* [Records to process]
<<<<

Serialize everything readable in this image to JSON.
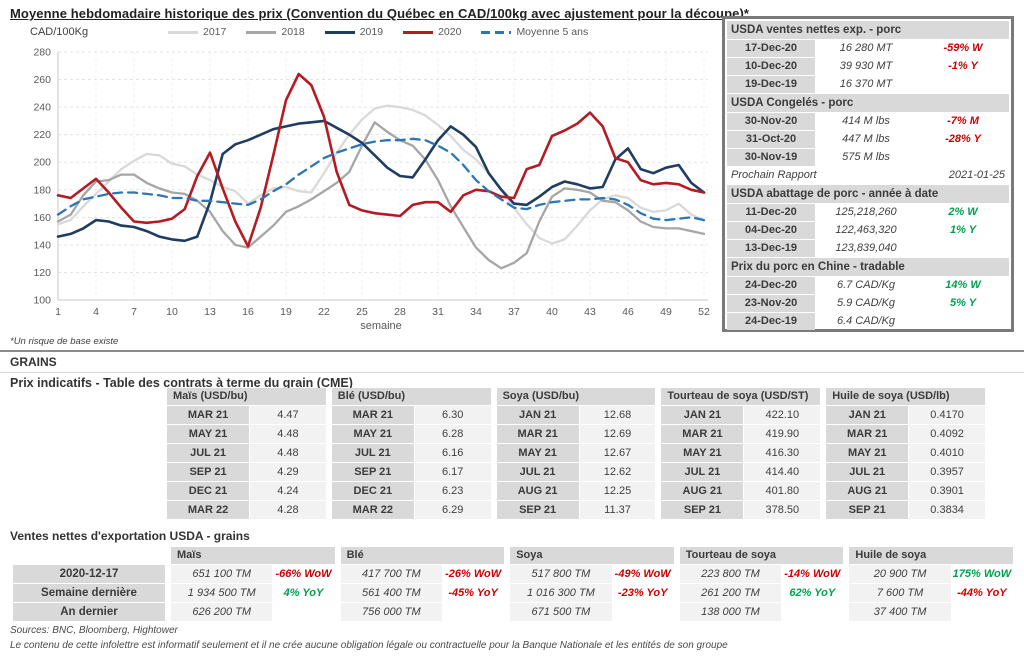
{
  "page": {
    "title": "Moyenne hebdomadaire historique des prix (Convention du Québec en CAD/100kg avec ajustement pour la découpe)*",
    "footnote": "*Un risque de base existe",
    "grains_label": "GRAINS",
    "cme_title": "Prix indicatifs - Table des contrats à terme du grain (CME)",
    "exports_title": "Ventes nettes d'exportation USDA - grains",
    "sources": "Sources: BNC, Bloomberg, Hightower",
    "disclaimer": "Le contenu de cette infolettre est informatif seulement et il ne crée aucune obligation légale ou contractuelle pour la Banque Nationale et les entités de son groupe"
  },
  "colors": {
    "red": "#cc0000",
    "green": "#00a050",
    "c2017": "#d9d9d9",
    "c2018": "#a6a6a6",
    "c2019": "#1f3c61",
    "c2020": "#b41c24",
    "cavg": "#2e75b6",
    "grid": "#e3e3e3",
    "axis": "#c8c8c8"
  },
  "chart_data": {
    "type": "line",
    "title": "Moyenne hebdomadaire historique des prix (Convention du Québec en CAD/100kg avec ajustement pour la découpe)*",
    "ylabel": "CAD/100Kg",
    "xlabel": "semaine",
    "ylim": [
      100,
      280
    ],
    "y_ticks": [
      100,
      120,
      140,
      160,
      180,
      200,
      220,
      240,
      260,
      280
    ],
    "x_ticks": [
      1,
      4,
      7,
      10,
      13,
      16,
      19,
      22,
      25,
      28,
      31,
      34,
      37,
      40,
      43,
      46,
      49,
      52
    ],
    "x": [
      1,
      2,
      3,
      4,
      5,
      6,
      7,
      8,
      9,
      10,
      11,
      12,
      13,
      14,
      15,
      16,
      17,
      18,
      19,
      20,
      21,
      22,
      23,
      24,
      25,
      26,
      27,
      28,
      29,
      30,
      31,
      32,
      33,
      34,
      35,
      36,
      37,
      38,
      39,
      40,
      41,
      42,
      43,
      44,
      45,
      46,
      47,
      48,
      49,
      50,
      51,
      52
    ],
    "grid": true,
    "legend_position": "top",
    "series": [
      {
        "name": "2017",
        "color_key": "c2017",
        "dash": false,
        "values": [
          155,
          158,
          168,
          177,
          186,
          195,
          201,
          206,
          205,
          199,
          197,
          191,
          187,
          182,
          179,
          170,
          176,
          181,
          182,
          179,
          178,
          192,
          207,
          220,
          231,
          239,
          241,
          240,
          238,
          234,
          227,
          219,
          209,
          202,
          192,
          180,
          167,
          155,
          145,
          141,
          144,
          154,
          165,
          173,
          176,
          174,
          167,
          164,
          165,
          170,
          162,
          158
        ]
      },
      {
        "name": "2018",
        "color_key": "c2018",
        "dash": false,
        "values": [
          157,
          162,
          176,
          186,
          187,
          191,
          191,
          185,
          181,
          178,
          177,
          172,
          164,
          150,
          140,
          138,
          146,
          154,
          164,
          168,
          173,
          179,
          185,
          193,
          212,
          229,
          222,
          216,
          212,
          202,
          187,
          168,
          153,
          138,
          129,
          123,
          127,
          134,
          157,
          175,
          181,
          180,
          178,
          172,
          171,
          165,
          157,
          153,
          152,
          152,
          150,
          148
        ]
      },
      {
        "name": "2019",
        "color_key": "c2019",
        "dash": false,
        "values": [
          146,
          148,
          152,
          158,
          157,
          154,
          153,
          150,
          146,
          144,
          143,
          146,
          171,
          206,
          213,
          216,
          220,
          224,
          226,
          228,
          229,
          230,
          225,
          220,
          214,
          205,
          196,
          190,
          189,
          202,
          216,
          226,
          220,
          211,
          192,
          180,
          170,
          169,
          175,
          182,
          186,
          184,
          181,
          182,
          202,
          210,
          195,
          192,
          196,
          198,
          185,
          178
        ]
      },
      {
        "name": "2020",
        "color_key": "c2020",
        "dash": false,
        "values": [
          176,
          174,
          181,
          188,
          178,
          167,
          157,
          156,
          157,
          159,
          166,
          190,
          207,
          181,
          157,
          139,
          167,
          205,
          245,
          264,
          256,
          233,
          193,
          169,
          165,
          163,
          162,
          161,
          169,
          171,
          171,
          164,
          176,
          180,
          179,
          175,
          174,
          195,
          198,
          219,
          223,
          228,
          236,
          226,
          203,
          200,
          187,
          184,
          185,
          184,
          180,
          178
        ]
      },
      {
        "name": "Moyenne 5 ans",
        "color_key": "cavg",
        "dash": true,
        "values": [
          162,
          168,
          173,
          175,
          177,
          178,
          178,
          177,
          176,
          174,
          174,
          172,
          172,
          171,
          170,
          169,
          173,
          179,
          184,
          191,
          197,
          203,
          207,
          210,
          213,
          215,
          216,
          216,
          217,
          216,
          212,
          207,
          198,
          187,
          179,
          173,
          167,
          166,
          169,
          171,
          172,
          173,
          173,
          174,
          173,
          169,
          163,
          159,
          158,
          159,
          160,
          158
        ]
      }
    ]
  },
  "pork_panel": {
    "blocks": [
      {
        "type": "section",
        "header": "USDA ventes nettes exp. - porc",
        "rows": [
          [
            "17-Dec-20",
            "16 280  MT",
            "-59% W",
            "red"
          ],
          [
            "10-Dec-20",
            "39 930  MT",
            "-1% Y",
            "red"
          ],
          [
            "19-Dec-19",
            "16 370  MT",
            "",
            ""
          ]
        ]
      },
      {
        "type": "section",
        "header": "USDA Congelés - porc",
        "rows": [
          [
            "30-Nov-20",
            "414 M lbs",
            "-7% M",
            "red"
          ],
          [
            "31-Oct-20",
            "447 M lbs",
            "-28% Y",
            "red"
          ],
          [
            "30-Nov-19",
            "575 M lbs",
            "",
            ""
          ]
        ]
      },
      {
        "type": "note",
        "label": "Prochain Rapport",
        "value": "2021-01-25"
      },
      {
        "type": "section",
        "header": "USDA abattage de porc - année à date",
        "rows": [
          [
            "11-Dec-20",
            "125,218,260",
            "2% W",
            "green"
          ],
          [
            "04-Dec-20",
            "122,463,320",
            "1% Y",
            "green"
          ],
          [
            "13-Dec-19",
            "123,839,040",
            "",
            ""
          ]
        ]
      },
      {
        "type": "section",
        "header": "Prix du porc en Chine - tradable",
        "rows": [
          [
            "24-Dec-20",
            "6.7 CAD/Kg",
            "14% W",
            "green"
          ],
          [
            "23-Nov-20",
            "5.9 CAD/Kg",
            "5% Y",
            "green"
          ],
          [
            "24-Dec-19",
            "6.4 CAD/Kg",
            "",
            ""
          ]
        ]
      }
    ]
  },
  "futures": [
    {
      "header": "Maïs (USD/bu)",
      "rows": [
        [
          "MAR 21",
          "4.47"
        ],
        [
          "MAY 21",
          "4.48"
        ],
        [
          "JUL 21",
          "4.48"
        ],
        [
          "SEP 21",
          "4.29"
        ],
        [
          "DEC 21",
          "4.24"
        ],
        [
          "MAR 22",
          "4.28"
        ]
      ]
    },
    {
      "header": "Blé (USD/bu)",
      "rows": [
        [
          "MAR 21",
          "6.30"
        ],
        [
          "MAY 21",
          "6.28"
        ],
        [
          "JUL 21",
          "6.16"
        ],
        [
          "SEP 21",
          "6.17"
        ],
        [
          "DEC 21",
          "6.23"
        ],
        [
          "MAR 22",
          "6.29"
        ]
      ]
    },
    {
      "header": "Soya (USD/bu)",
      "rows": [
        [
          "JAN 21",
          "12.68"
        ],
        [
          "MAR 21",
          "12.69"
        ],
        [
          "MAY 21",
          "12.67"
        ],
        [
          "JUL 21",
          "12.62"
        ],
        [
          "AUG 21",
          "12.25"
        ],
        [
          "SEP 21",
          "11.37"
        ]
      ]
    },
    {
      "header": "Tourteau de soya (USD/ST)",
      "rows": [
        [
          "JAN 21",
          "422.10"
        ],
        [
          "MAR 21",
          "419.90"
        ],
        [
          "MAY 21",
          "416.30"
        ],
        [
          "JUL 21",
          "414.40"
        ],
        [
          "AUG 21",
          "401.80"
        ],
        [
          "SEP 21",
          "378.50"
        ]
      ]
    },
    {
      "header": "Huile de soya (USD/lb)",
      "rows": [
        [
          "JAN 21",
          "0.4170"
        ],
        [
          "MAR 21",
          "0.4092"
        ],
        [
          "MAY 21",
          "0.4010"
        ],
        [
          "JUL 21",
          "0.3957"
        ],
        [
          "AUG 21",
          "0.3901"
        ],
        [
          "SEP 21",
          "0.3834"
        ]
      ]
    }
  ],
  "exports": {
    "row_labels": [
      "2020-12-17",
      "Semaine dernière",
      "An dernier"
    ],
    "columns": [
      {
        "header": "Maïs",
        "cells": [
          [
            "651 100 TM",
            "-66% WoW",
            "red"
          ],
          [
            "1 934 500 TM",
            "4% YoY",
            "green"
          ],
          [
            "626 200 TM",
            "",
            ""
          ]
        ]
      },
      {
        "header": "Blé",
        "cells": [
          [
            "417 700 TM",
            "-26% WoW",
            "red"
          ],
          [
            "561 400 TM",
            "-45% YoY",
            "red"
          ],
          [
            "756 000 TM",
            "",
            ""
          ]
        ]
      },
      {
        "header": "Soya",
        "cells": [
          [
            "517 800 TM",
            "-49% WoW",
            "red"
          ],
          [
            "1 016 300 TM",
            "-23% YoY",
            "red"
          ],
          [
            "671 500 TM",
            "",
            ""
          ]
        ]
      },
      {
        "header": "Tourteau de soya",
        "cells": [
          [
            "223 800 TM",
            "-14% WoW",
            "red"
          ],
          [
            "261 200 TM",
            "62% YoY",
            "green"
          ],
          [
            "138 000 TM",
            "",
            ""
          ]
        ]
      },
      {
        "header": "Huile de soya",
        "cells": [
          [
            "20 900 TM",
            "175% WoW",
            "green"
          ],
          [
            "7 600 TM",
            "-44% YoY",
            "red"
          ],
          [
            "37 400 TM",
            "",
            ""
          ]
        ]
      }
    ]
  }
}
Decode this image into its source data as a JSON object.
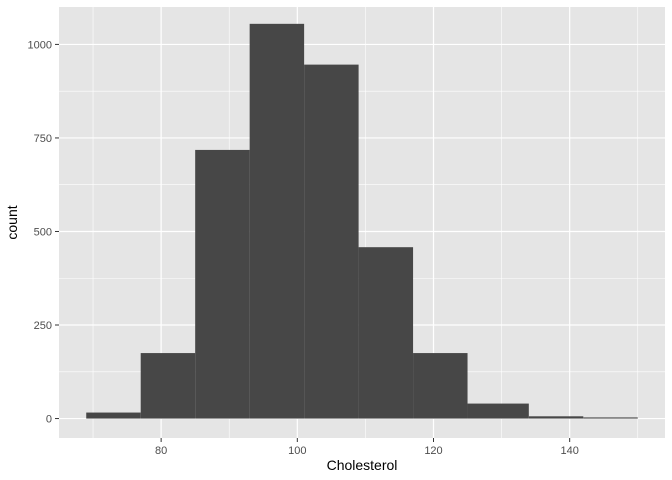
{
  "chart_data": {
    "type": "bar",
    "subtype": "histogram",
    "title": "",
    "xlabel": "Cholesterol",
    "ylabel": "count",
    "xlim": [
      65,
      154
    ],
    "ylim": [
      -52,
      1100
    ],
    "x_ticks": [
      80,
      100,
      120,
      140
    ],
    "y_ticks": [
      0,
      250,
      500,
      750,
      1000
    ],
    "grid": true,
    "legend": "none",
    "bins": [
      {
        "x0": 69,
        "x1": 77,
        "count": 16
      },
      {
        "x0": 77,
        "x1": 85,
        "count": 175
      },
      {
        "x0": 85,
        "x1": 93,
        "count": 718
      },
      {
        "x0": 93,
        "x1": 101,
        "count": 1055
      },
      {
        "x0": 101,
        "x1": 109,
        "count": 946
      },
      {
        "x0": 109,
        "x1": 117,
        "count": 458
      },
      {
        "x0": 117,
        "x1": 125,
        "count": 175
      },
      {
        "x0": 125,
        "x1": 134,
        "count": 40
      },
      {
        "x0": 134,
        "x1": 142,
        "count": 6
      },
      {
        "x0": 142,
        "x1": 150,
        "count": 3
      }
    ]
  },
  "colors": {
    "panel_background": "#e5e5e5",
    "major_grid": "#ffffff",
    "bar_fill": "#474747",
    "tick_text": "#4d4d4d",
    "axis_text": "#000000"
  }
}
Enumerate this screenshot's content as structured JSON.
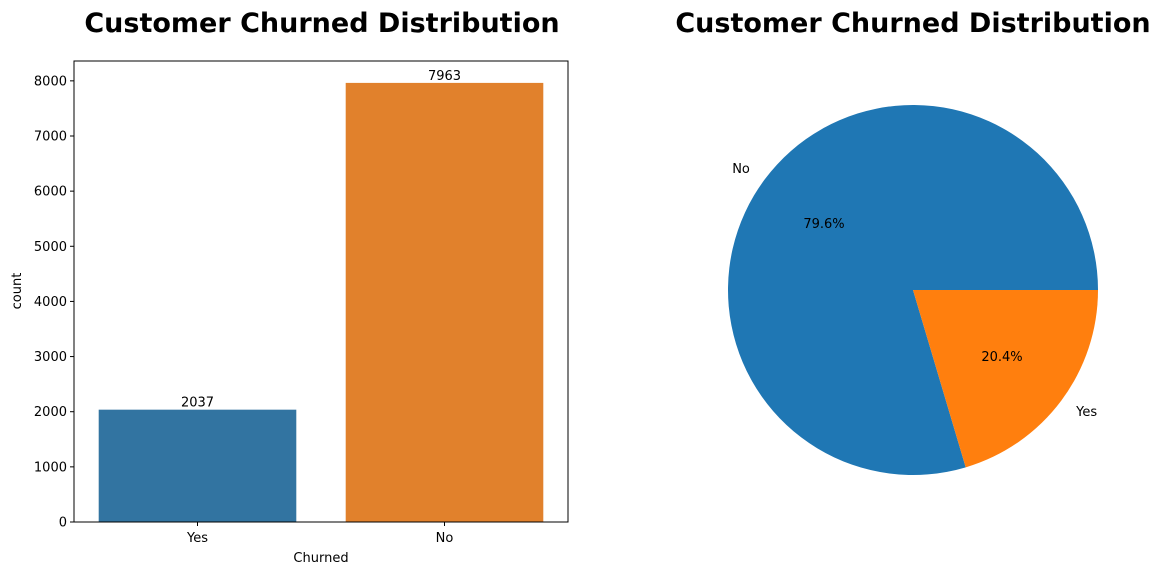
{
  "chart_data": [
    {
      "type": "bar",
      "title": "Customer Churned Distribution",
      "xlabel": "Churned",
      "ylabel": "count",
      "categories": [
        "Yes",
        "No"
      ],
      "values": [
        2037,
        7963
      ],
      "data_labels": [
        "2037",
        "7963"
      ],
      "colors": [
        "#3274a1",
        "#e1812c"
      ],
      "ylim": [
        0,
        8360
      ],
      "yticks": [
        0,
        1000,
        2000,
        3000,
        4000,
        5000,
        6000,
        7000,
        8000
      ],
      "grid": false,
      "legend": "none"
    },
    {
      "type": "pie",
      "title": "Customer Churned Distribution",
      "labels": [
        "No",
        "Yes"
      ],
      "values": [
        79.6,
        20.4
      ],
      "percent_labels": [
        "79.6%",
        "20.4%"
      ],
      "colors": [
        "#1f77b4",
        "#ff7f0e"
      ],
      "start_angle_deg": 0,
      "direction": "counterclockwise",
      "legend": "none"
    }
  ]
}
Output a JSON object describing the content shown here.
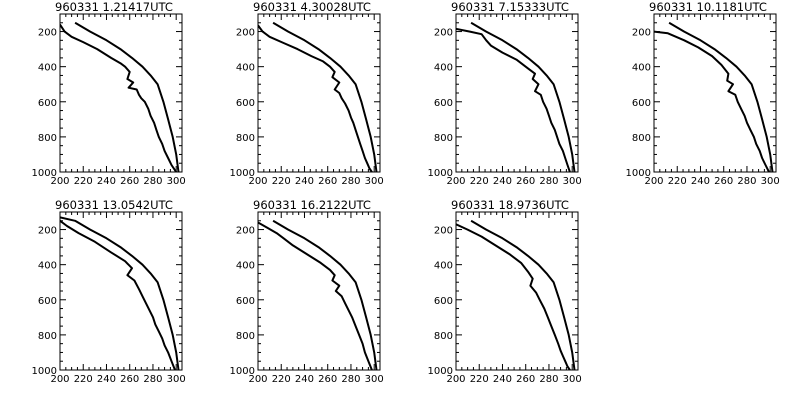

>>>>

* [Stated goal] Copy each line of the records that contains the word "this".

* [Reply]
Serialize everything readable in this image to JSON.
Decode this image into its source data as a JSON object.
Enumerate this screenshot's content as structured JSON.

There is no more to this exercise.